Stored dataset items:
+ + + + +
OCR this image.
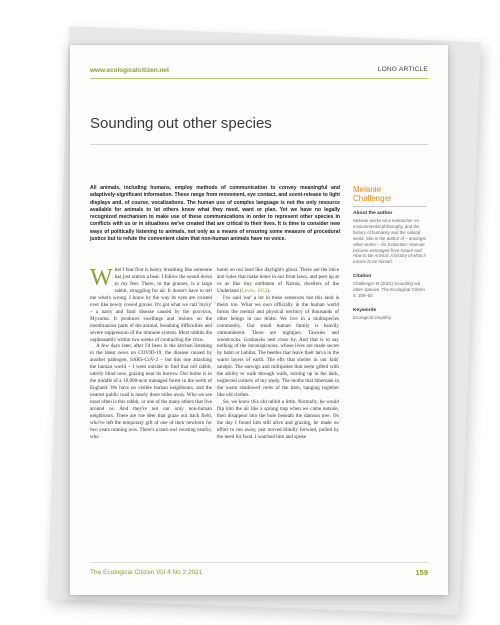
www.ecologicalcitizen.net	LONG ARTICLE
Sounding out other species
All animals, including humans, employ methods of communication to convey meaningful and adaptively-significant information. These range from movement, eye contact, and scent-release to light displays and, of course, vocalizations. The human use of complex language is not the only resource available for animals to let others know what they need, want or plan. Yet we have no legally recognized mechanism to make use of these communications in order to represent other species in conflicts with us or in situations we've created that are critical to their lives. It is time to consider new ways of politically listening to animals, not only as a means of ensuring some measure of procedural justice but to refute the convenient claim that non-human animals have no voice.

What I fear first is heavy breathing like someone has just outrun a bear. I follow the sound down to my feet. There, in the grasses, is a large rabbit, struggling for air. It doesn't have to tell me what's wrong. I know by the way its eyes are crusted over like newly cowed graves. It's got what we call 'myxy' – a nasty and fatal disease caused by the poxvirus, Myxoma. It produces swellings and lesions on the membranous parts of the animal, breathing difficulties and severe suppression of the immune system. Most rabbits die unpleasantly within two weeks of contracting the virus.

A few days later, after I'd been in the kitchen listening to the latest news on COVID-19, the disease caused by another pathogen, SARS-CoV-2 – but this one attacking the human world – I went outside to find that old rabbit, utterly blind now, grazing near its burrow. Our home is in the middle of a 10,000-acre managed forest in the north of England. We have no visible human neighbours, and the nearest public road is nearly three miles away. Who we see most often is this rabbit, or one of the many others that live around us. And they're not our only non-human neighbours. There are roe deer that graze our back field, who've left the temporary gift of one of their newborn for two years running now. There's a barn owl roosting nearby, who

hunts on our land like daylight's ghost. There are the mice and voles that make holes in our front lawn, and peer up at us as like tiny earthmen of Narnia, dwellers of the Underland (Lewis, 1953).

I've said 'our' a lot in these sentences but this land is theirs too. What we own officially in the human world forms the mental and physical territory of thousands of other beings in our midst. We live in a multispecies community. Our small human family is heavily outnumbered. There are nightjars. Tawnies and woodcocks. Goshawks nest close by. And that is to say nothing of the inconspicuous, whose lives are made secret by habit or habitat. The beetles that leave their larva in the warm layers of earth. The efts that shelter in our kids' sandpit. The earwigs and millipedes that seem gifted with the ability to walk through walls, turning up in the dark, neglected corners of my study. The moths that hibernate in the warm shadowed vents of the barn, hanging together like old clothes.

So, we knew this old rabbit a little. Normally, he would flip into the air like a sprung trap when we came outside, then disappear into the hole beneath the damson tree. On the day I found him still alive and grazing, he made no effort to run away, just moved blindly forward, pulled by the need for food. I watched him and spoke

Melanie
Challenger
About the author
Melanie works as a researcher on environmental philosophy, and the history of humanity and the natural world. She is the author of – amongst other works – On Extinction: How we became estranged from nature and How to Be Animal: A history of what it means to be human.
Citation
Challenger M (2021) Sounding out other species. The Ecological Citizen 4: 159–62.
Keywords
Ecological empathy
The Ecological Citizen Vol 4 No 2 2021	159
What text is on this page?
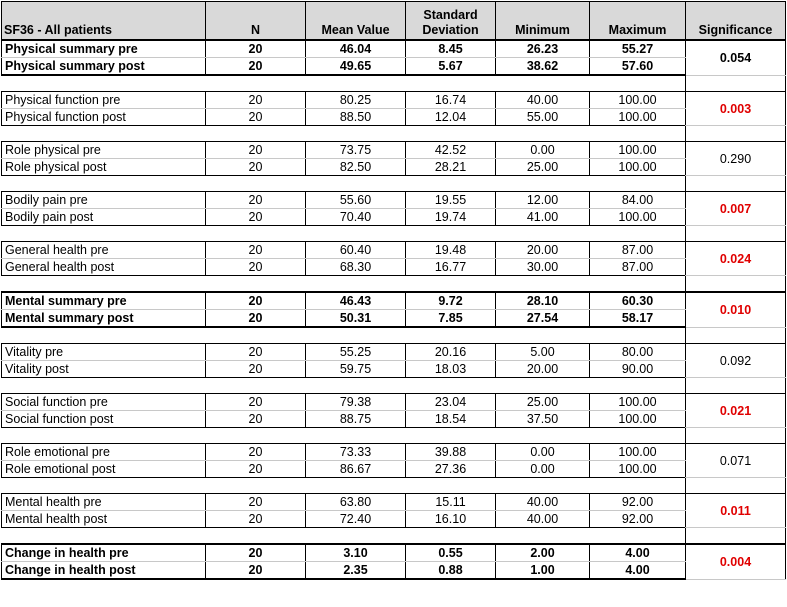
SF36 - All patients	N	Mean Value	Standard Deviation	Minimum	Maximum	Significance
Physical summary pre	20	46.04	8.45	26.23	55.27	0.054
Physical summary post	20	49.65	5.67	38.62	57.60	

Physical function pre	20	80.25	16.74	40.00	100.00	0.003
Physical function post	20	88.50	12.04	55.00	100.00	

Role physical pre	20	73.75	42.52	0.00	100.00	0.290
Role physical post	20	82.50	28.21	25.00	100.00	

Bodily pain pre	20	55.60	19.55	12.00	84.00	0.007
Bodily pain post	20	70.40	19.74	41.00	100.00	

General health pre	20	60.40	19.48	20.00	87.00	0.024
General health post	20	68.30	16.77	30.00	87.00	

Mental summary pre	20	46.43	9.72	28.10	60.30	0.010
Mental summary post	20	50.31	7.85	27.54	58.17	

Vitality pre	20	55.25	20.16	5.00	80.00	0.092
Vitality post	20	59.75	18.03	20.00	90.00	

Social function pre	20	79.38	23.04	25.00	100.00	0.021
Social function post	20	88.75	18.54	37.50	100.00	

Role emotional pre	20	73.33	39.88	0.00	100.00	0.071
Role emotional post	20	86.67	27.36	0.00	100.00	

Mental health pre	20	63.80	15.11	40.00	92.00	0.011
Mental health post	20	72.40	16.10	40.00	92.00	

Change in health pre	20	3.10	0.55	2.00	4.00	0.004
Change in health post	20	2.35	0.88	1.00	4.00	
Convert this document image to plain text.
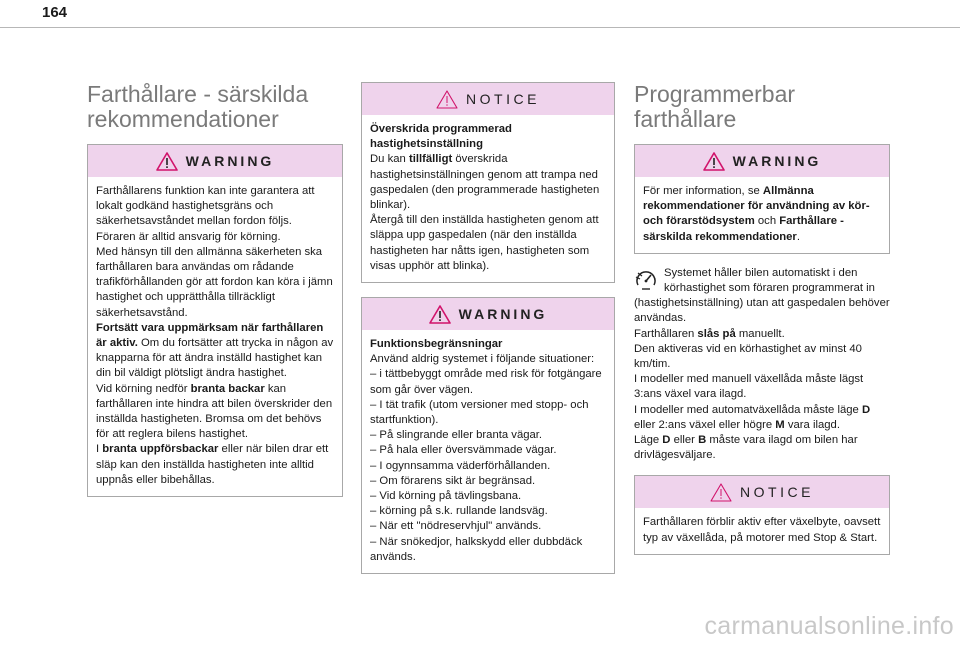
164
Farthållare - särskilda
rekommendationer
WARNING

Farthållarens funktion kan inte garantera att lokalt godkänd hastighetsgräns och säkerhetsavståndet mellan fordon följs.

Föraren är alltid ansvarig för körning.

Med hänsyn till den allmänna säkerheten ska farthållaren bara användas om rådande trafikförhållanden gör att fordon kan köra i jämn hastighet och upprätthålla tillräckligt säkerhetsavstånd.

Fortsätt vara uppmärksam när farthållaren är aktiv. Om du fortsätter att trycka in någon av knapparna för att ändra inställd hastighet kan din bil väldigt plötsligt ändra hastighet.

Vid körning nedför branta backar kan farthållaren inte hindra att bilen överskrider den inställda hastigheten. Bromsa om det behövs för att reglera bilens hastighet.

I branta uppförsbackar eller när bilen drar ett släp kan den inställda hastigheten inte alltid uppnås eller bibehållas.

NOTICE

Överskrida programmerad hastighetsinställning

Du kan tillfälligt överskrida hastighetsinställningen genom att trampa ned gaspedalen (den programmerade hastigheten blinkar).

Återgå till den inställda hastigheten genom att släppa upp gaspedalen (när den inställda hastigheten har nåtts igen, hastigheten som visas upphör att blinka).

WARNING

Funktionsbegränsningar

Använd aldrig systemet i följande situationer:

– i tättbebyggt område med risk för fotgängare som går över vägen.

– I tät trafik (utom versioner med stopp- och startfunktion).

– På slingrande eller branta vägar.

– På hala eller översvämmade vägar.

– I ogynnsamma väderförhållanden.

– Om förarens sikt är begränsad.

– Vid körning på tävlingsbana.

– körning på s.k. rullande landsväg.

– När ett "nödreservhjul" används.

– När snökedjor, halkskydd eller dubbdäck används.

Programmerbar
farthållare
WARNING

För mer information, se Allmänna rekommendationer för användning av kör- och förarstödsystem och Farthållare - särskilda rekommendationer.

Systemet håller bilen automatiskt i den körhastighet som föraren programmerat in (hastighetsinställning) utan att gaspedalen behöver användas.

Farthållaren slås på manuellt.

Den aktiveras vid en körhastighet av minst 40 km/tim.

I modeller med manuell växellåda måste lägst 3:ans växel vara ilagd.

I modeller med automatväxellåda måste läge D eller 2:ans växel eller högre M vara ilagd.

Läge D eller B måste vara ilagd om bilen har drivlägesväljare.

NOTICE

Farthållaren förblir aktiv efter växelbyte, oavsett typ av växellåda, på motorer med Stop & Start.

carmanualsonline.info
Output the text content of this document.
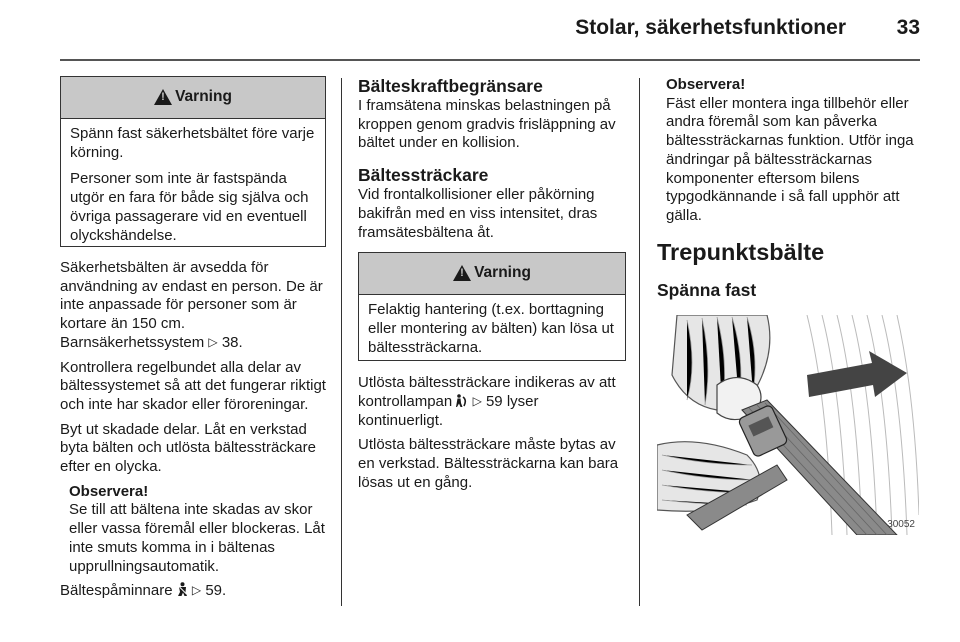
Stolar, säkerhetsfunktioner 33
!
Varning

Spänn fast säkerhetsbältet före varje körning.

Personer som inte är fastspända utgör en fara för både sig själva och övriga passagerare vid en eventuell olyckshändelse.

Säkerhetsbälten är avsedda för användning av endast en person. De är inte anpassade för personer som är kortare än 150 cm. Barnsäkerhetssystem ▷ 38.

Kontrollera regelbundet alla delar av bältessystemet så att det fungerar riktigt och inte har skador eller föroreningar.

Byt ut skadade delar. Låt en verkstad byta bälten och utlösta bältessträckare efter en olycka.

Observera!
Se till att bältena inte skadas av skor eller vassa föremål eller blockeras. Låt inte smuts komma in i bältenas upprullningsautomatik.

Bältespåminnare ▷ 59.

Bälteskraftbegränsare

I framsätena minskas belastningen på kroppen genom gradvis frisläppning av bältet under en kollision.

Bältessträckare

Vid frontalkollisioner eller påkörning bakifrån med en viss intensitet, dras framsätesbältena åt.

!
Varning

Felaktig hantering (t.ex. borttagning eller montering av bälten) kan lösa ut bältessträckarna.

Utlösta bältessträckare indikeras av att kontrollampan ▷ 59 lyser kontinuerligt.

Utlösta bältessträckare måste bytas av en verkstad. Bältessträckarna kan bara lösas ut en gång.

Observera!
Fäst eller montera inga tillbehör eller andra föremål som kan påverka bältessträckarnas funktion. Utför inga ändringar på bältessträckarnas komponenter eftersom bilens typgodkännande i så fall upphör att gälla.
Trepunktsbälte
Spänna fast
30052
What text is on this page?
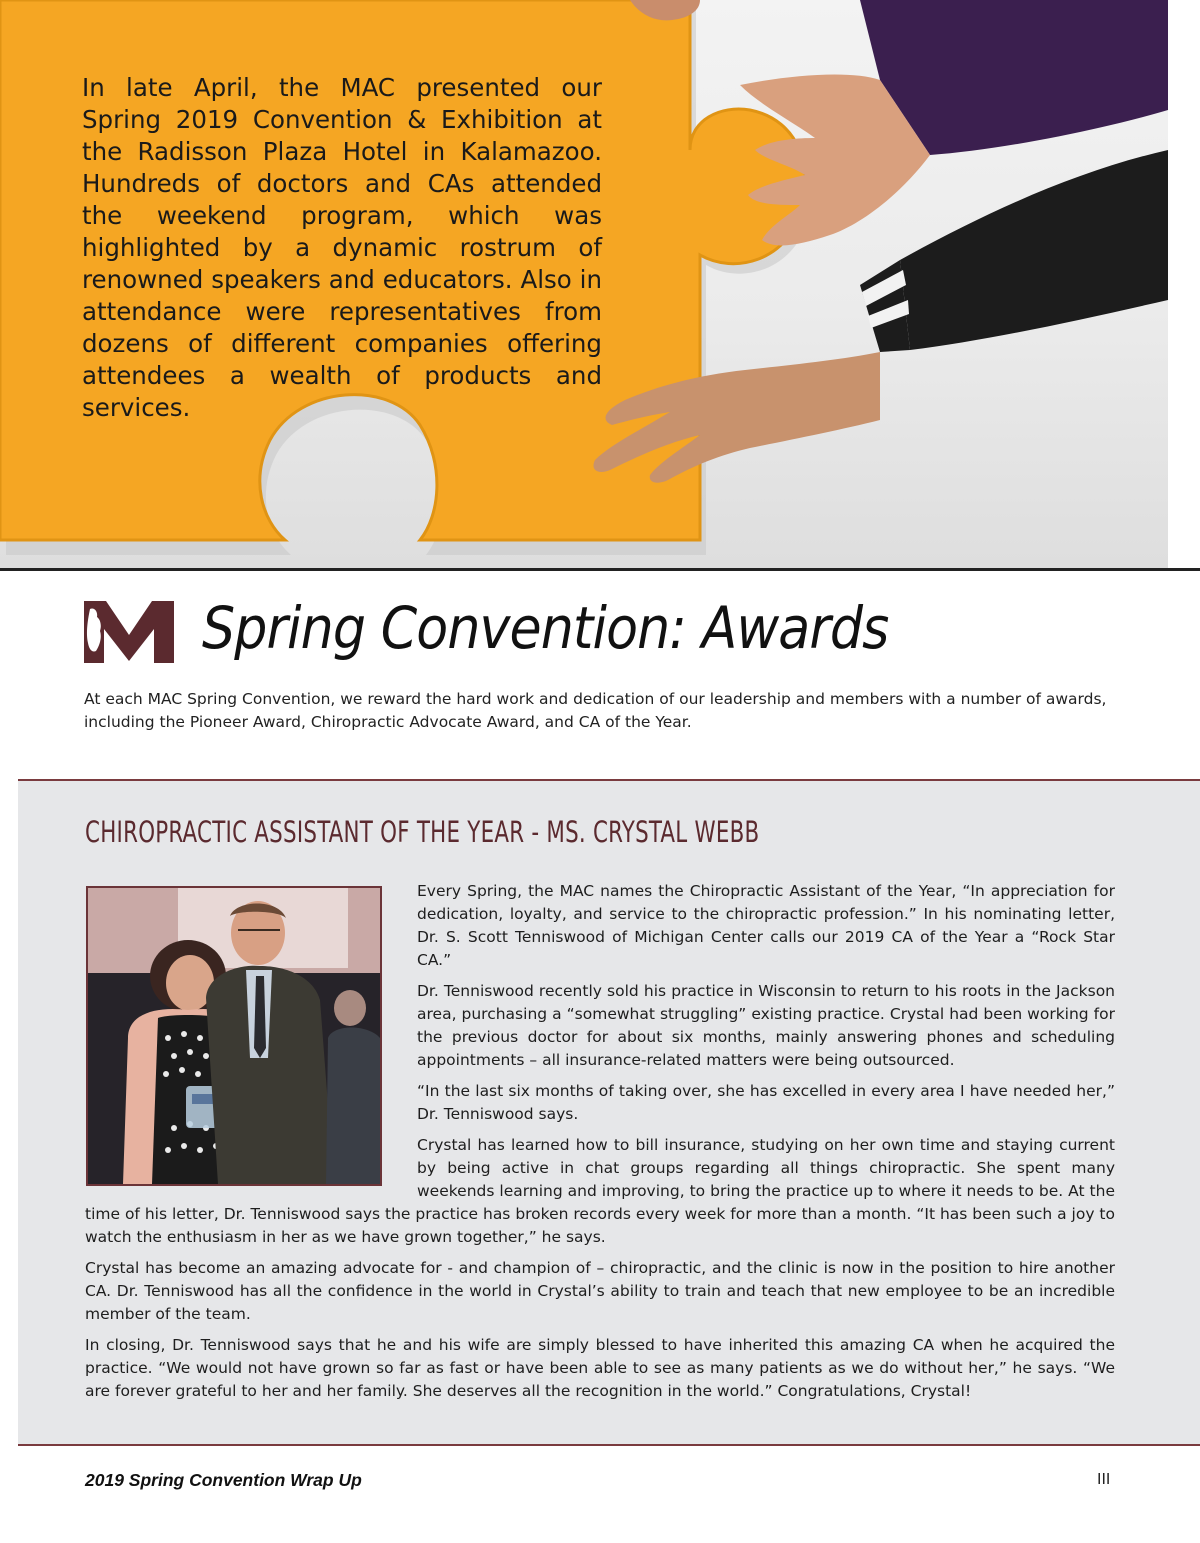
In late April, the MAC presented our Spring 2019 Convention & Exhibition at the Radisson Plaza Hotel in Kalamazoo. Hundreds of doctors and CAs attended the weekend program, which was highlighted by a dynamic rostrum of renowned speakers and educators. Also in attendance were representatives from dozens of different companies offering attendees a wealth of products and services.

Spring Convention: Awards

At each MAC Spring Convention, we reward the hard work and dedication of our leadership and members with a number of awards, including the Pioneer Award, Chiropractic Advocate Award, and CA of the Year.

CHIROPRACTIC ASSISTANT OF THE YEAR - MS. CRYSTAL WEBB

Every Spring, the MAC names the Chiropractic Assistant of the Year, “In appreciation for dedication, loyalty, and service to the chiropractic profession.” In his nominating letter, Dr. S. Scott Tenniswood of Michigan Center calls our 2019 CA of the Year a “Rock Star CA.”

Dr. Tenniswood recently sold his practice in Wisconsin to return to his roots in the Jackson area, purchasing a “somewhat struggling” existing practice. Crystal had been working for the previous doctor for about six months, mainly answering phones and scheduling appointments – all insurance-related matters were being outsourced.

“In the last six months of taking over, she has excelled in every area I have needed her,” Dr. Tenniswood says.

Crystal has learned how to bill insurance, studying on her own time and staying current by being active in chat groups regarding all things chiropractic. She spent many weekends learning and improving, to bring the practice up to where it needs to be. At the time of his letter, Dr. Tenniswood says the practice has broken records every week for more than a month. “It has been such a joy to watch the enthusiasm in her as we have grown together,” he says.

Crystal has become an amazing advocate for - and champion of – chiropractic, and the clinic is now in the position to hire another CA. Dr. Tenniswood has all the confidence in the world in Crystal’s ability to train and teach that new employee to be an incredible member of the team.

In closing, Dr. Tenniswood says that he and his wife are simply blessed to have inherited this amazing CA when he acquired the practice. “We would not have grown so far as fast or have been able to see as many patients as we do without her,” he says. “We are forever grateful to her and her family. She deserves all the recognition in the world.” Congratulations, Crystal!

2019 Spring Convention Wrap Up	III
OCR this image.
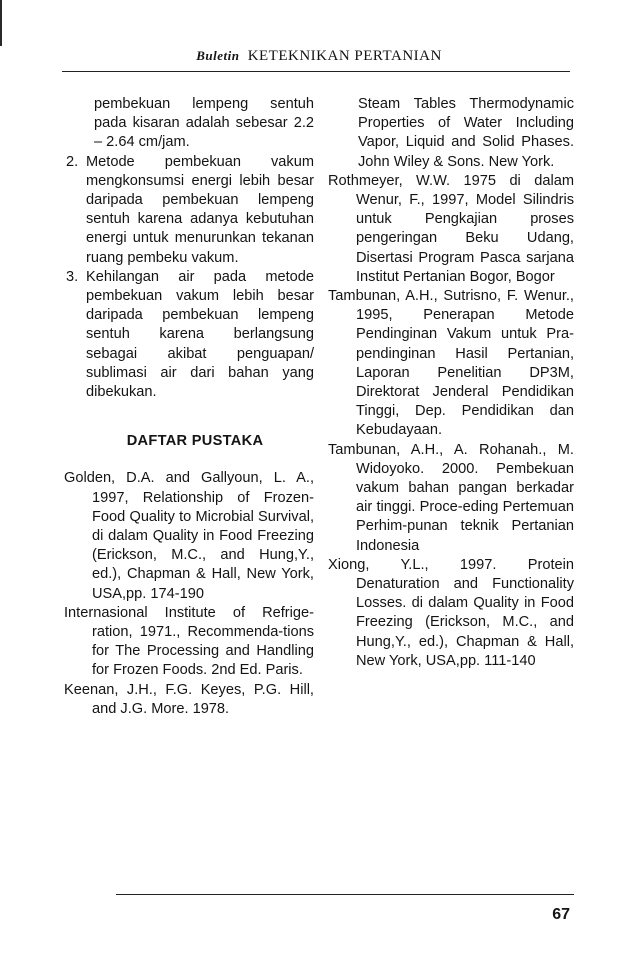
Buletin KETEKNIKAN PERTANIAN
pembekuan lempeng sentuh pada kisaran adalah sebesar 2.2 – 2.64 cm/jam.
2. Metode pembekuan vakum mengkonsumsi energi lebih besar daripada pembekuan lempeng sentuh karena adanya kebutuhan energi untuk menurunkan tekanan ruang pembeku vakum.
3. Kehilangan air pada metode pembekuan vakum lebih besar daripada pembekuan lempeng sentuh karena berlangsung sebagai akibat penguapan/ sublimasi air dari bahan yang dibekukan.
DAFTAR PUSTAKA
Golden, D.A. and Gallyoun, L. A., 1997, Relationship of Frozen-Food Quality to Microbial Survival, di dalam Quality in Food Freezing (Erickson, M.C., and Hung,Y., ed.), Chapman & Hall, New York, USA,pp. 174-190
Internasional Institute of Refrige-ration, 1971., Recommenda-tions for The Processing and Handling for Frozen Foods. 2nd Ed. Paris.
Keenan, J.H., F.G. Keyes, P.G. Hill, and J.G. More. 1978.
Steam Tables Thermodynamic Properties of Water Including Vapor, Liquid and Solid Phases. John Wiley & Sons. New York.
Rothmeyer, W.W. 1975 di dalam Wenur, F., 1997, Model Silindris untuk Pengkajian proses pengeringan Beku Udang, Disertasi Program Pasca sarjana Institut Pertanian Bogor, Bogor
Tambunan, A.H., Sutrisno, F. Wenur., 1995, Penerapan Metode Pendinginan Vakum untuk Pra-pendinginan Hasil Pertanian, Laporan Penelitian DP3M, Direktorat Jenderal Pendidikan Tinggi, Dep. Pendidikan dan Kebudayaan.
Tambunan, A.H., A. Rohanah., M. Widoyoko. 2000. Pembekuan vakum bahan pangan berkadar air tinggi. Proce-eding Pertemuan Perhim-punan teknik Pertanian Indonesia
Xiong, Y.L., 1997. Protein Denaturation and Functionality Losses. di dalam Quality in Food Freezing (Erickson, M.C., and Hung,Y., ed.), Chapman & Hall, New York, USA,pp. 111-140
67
+ + + + +
Activity: Tell how many lines in the entries contain the string "ilagd". Give the number and nothing more.

Output of the exercise: 3